[begin Supplied material]
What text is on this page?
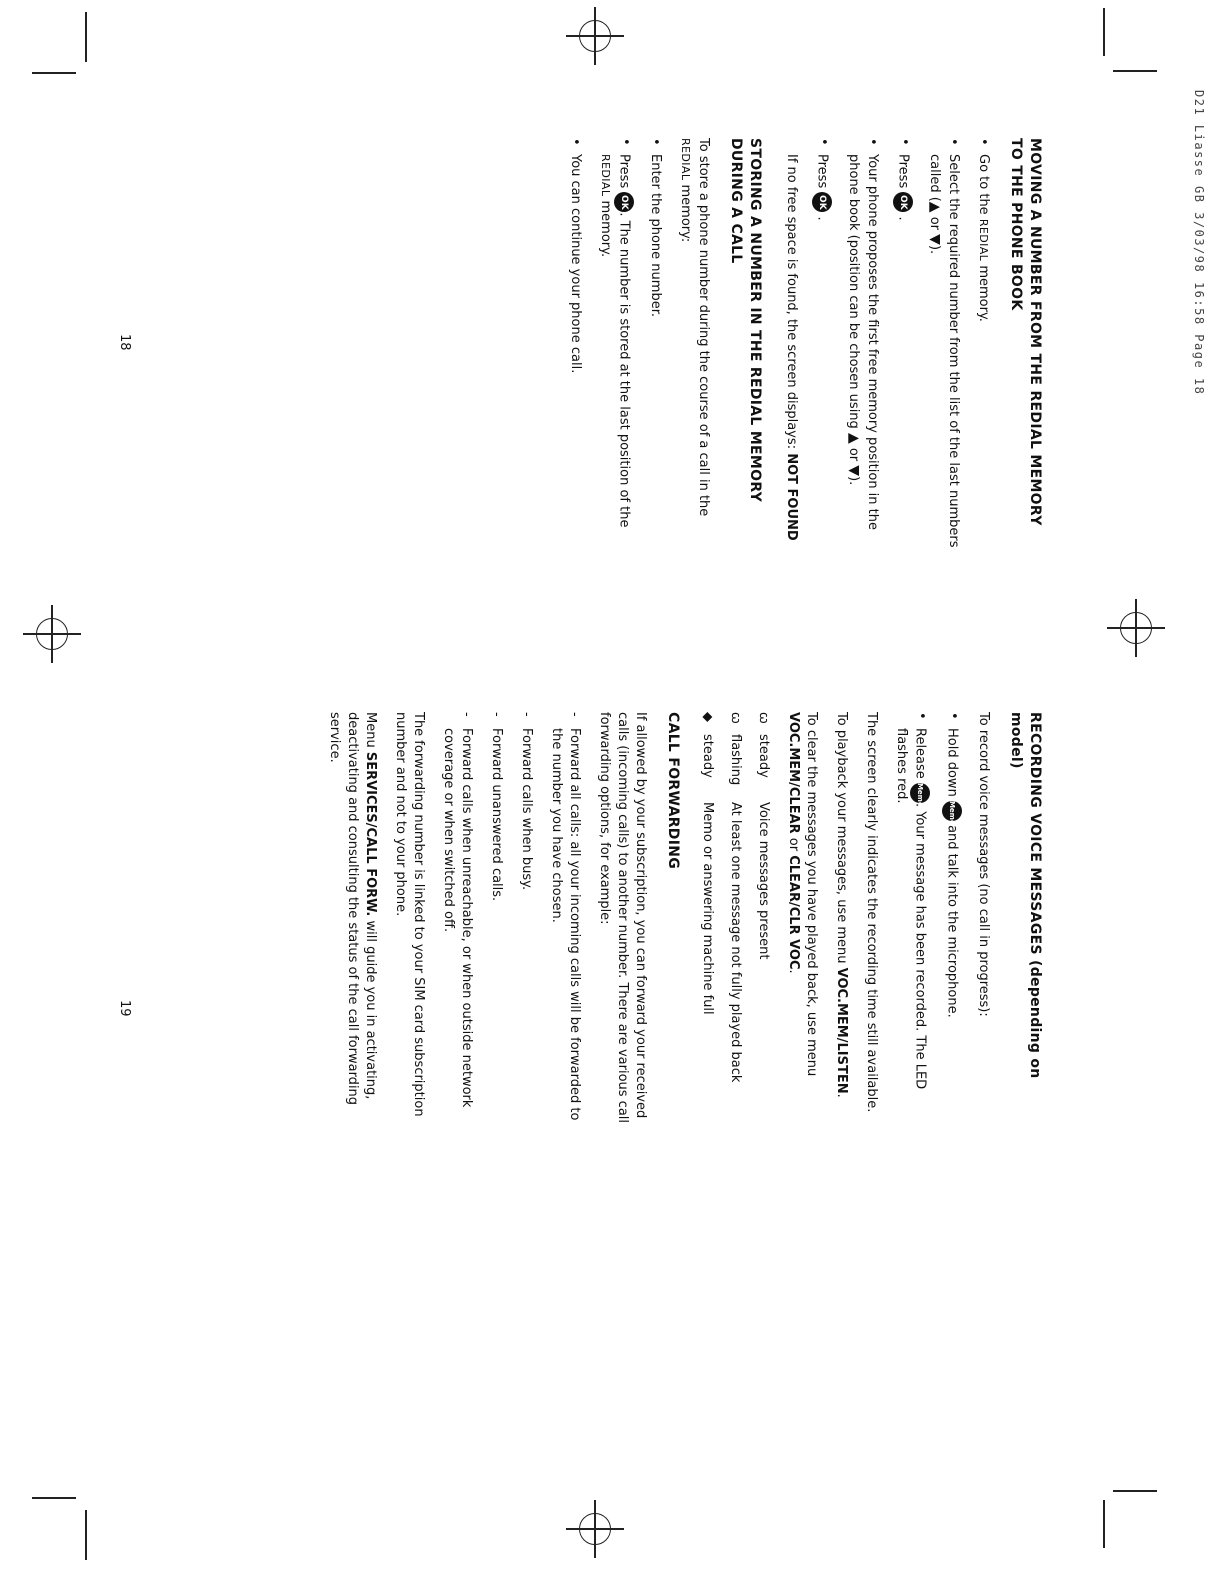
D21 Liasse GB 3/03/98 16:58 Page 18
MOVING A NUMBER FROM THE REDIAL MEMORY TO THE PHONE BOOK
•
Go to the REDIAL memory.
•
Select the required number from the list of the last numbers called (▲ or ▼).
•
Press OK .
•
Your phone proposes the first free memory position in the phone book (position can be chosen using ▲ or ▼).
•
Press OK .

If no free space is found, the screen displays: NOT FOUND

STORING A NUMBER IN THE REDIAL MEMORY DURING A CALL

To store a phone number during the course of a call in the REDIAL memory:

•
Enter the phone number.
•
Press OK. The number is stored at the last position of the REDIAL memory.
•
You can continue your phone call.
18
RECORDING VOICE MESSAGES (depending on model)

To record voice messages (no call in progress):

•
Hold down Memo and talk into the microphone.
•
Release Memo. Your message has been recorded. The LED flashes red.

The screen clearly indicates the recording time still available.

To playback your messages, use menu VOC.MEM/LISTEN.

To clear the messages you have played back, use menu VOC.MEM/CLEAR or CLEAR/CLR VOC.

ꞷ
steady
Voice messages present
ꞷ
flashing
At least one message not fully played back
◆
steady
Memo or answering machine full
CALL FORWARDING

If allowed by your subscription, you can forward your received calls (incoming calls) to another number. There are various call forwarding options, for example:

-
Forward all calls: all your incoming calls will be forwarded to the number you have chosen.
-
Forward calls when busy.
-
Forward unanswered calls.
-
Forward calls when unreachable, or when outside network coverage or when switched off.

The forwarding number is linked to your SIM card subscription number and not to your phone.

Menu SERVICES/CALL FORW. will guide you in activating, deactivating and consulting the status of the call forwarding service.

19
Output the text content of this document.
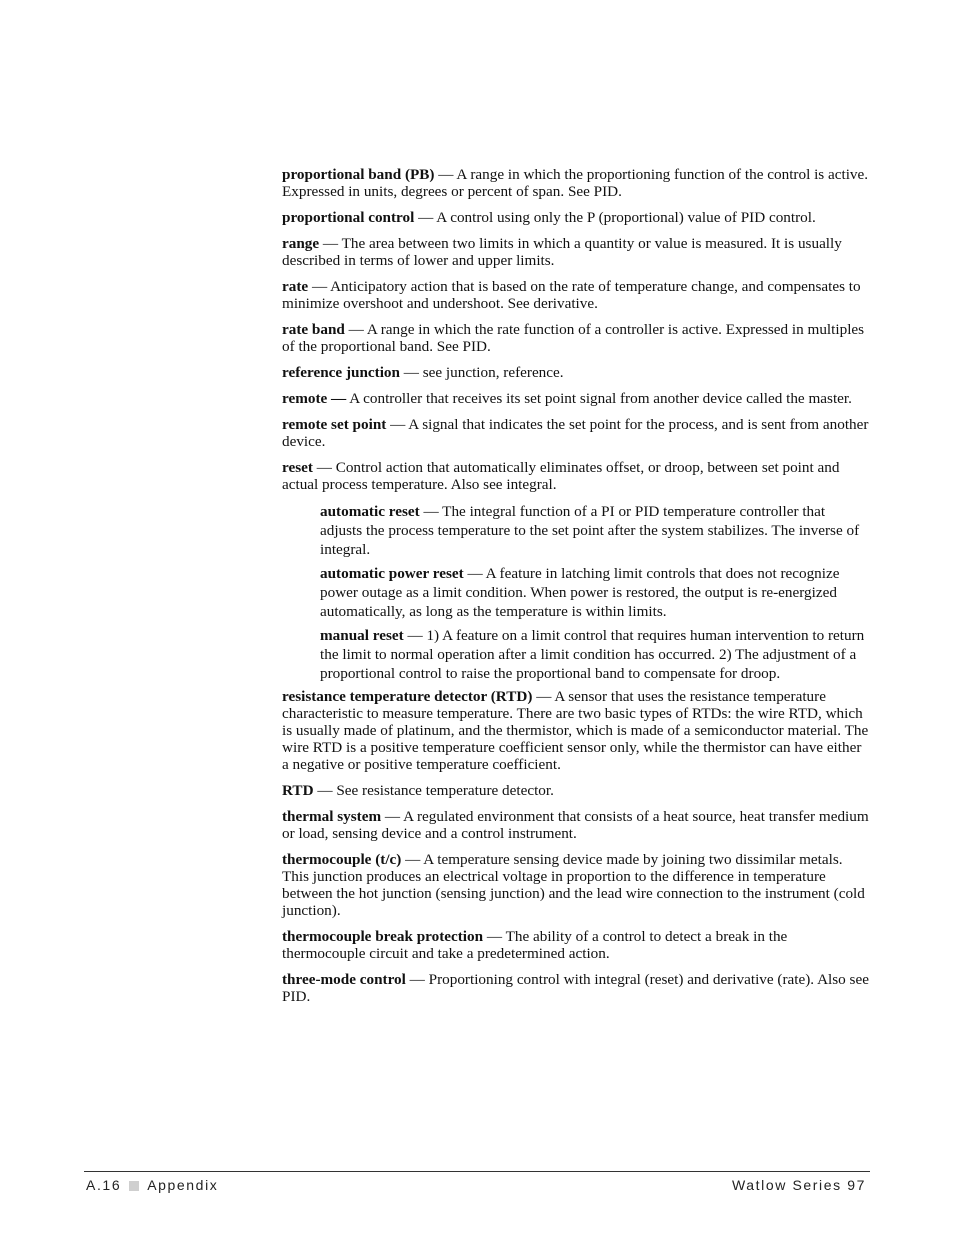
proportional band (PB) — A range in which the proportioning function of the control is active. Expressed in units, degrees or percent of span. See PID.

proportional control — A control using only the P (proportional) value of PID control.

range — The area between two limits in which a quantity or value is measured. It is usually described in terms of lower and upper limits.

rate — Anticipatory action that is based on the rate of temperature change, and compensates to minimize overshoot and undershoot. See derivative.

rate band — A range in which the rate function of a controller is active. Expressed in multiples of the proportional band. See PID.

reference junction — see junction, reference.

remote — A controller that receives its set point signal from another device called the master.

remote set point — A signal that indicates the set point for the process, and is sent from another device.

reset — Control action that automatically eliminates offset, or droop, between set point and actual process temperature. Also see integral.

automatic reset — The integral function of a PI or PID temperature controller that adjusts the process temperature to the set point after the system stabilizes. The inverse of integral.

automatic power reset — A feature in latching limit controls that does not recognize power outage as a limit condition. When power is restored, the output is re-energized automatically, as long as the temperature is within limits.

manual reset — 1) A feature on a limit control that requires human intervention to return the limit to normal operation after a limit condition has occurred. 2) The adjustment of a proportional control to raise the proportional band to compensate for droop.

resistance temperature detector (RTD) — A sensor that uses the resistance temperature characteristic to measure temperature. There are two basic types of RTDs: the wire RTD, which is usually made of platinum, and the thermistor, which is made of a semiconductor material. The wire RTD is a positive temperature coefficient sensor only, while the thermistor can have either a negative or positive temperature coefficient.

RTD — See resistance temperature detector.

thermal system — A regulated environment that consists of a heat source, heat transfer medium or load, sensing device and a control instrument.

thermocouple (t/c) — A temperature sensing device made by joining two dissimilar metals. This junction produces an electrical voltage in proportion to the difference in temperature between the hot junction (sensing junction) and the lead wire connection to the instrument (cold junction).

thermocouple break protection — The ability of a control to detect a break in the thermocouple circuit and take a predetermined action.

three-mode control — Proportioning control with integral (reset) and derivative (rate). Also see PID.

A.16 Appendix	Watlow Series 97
[end Supplied material]
All entries must be written out again exactly as given, with no pictures in the copy.

What text is on this page?
D21 Liasse GB 3/03/98 16:58 Page 18
MOVING A NUMBER FROM THE REDIAL MEMORY TO THE PHONE BOOK
•
Go to the REDIAL memory.
•
Select the required number from the list of the last numbers called (▲ or ▼).
•
Press OK .
•
Your phone proposes the first free memory position in the phone book (position can be chosen using ▲ or ▼).
•
Press OK .

If no free space is found, the screen displays: NOT FOUND

STORING A NUMBER IN THE REDIAL MEMORY DURING A CALL

To store a phone number during the course of a call in the REDIAL memory:

•
Enter the phone number.
•
Press OK. The number is stored at the last position of the REDIAL memory.
•
You can continue your phone call.
18
RECORDING VOICE MESSAGES (depending on model)

To record voice messages (no call in progress):

•
Hold down Memo and talk into the microphone.
•
Release Memo. Your message has been recorded. The LED flashes red.

The screen clearly indicates the recording time still available.

To playback your messages, use menu VOC.MEM/LISTEN.

To clear the messages you have played back, use menu VOC.MEM/CLEAR or CLEAR/CLR VOC.

ꞷ
steady
Voice messages present
ꞷ
flashing
At least one message not fully played back
◆
steady
Memo or answering machine full
CALL FORWARDING

If allowed by your subscription, you can forward your received calls (incoming calls) to another number. There are various call forwarding options, for example:

-
Forward all calls: all your incoming calls will be forwarded to the number you have chosen.
-
Forward calls when busy.
-
Forward unanswered calls.
-
Forward calls when unreachable, or when outside network coverage or when switched off.

The forwarding number is linked to your SIM card subscription number and not to your phone.

Menu SERVICES/CALL FORW. will guide you in activating, deactivating and consulting the status of the call forwarding service.

19
Output the text content of this document.
proportional band (PB) — A range in which the proportioning function of the control is active. Expressed in units, degrees or percent of span. See PID.

proportional control — A control using only the P (proportional) value of PID control.

range — The area between two limits in which a quantity or value is measured. It is usually described in terms of lower and upper limits.

rate — Anticipatory action that is based on the rate of temperature change, and compensates to minimize overshoot and undershoot. See derivative.

rate band — A range in which the rate function of a controller is active. Expressed in multiples of the proportional band. See PID.

reference junction — see junction, reference.

remote — A controller that receives its set point signal from another device called the master.

remote set point — A signal that indicates the set point for the process, and is sent from another device.

reset — Control action that automatically eliminates offset, or droop, between set point and actual process temperature. Also see integral.

automatic reset — The integral function of a PI or PID temperature controller that adjusts the process temperature to the set point after the system stabilizes. The inverse of integral.

automatic power reset — A feature in latching limit controls that does not recognize power outage as a limit condition. When power is restored, the output is re-energized automatically, as long as the temperature is within limits.

manual reset — 1) A feature on a limit control that requires human intervention to return the limit to normal operation after a limit condition has occurred. 2) The adjustment of a proportional control to raise the proportional band to compensate for droop.

resistance temperature detector (RTD) — A sensor that uses the resistance temperature characteristic to measure temperature. There are two basic types of RTDs: the wire RTD, which is usually made of platinum, and the thermistor, which is made of a semiconductor material. The wire RTD is a positive temperature coefficient sensor only, while the thermistor can have either a negative or positive temperature coefficient.

RTD — See resistance temperature detector.

thermal system — A regulated environment that consists of a heat source, heat transfer medium or load, sensing device and a control instrument.

thermocouple (t/c) — A temperature sensing device made by joining two dissimilar metals. This junction produces an electrical voltage in proportion to the difference in temperature between the hot junction (sensing junction) and the lead wire connection to the instrument (cold junction).

thermocouple break protection — The ability of a control to detect a break in the thermocouple circuit and take a predetermined action.

three-mode control — Proportioning control with integral (reset) and derivative (rate). Also see PID.

A.16 Appendix	Watlow Series 97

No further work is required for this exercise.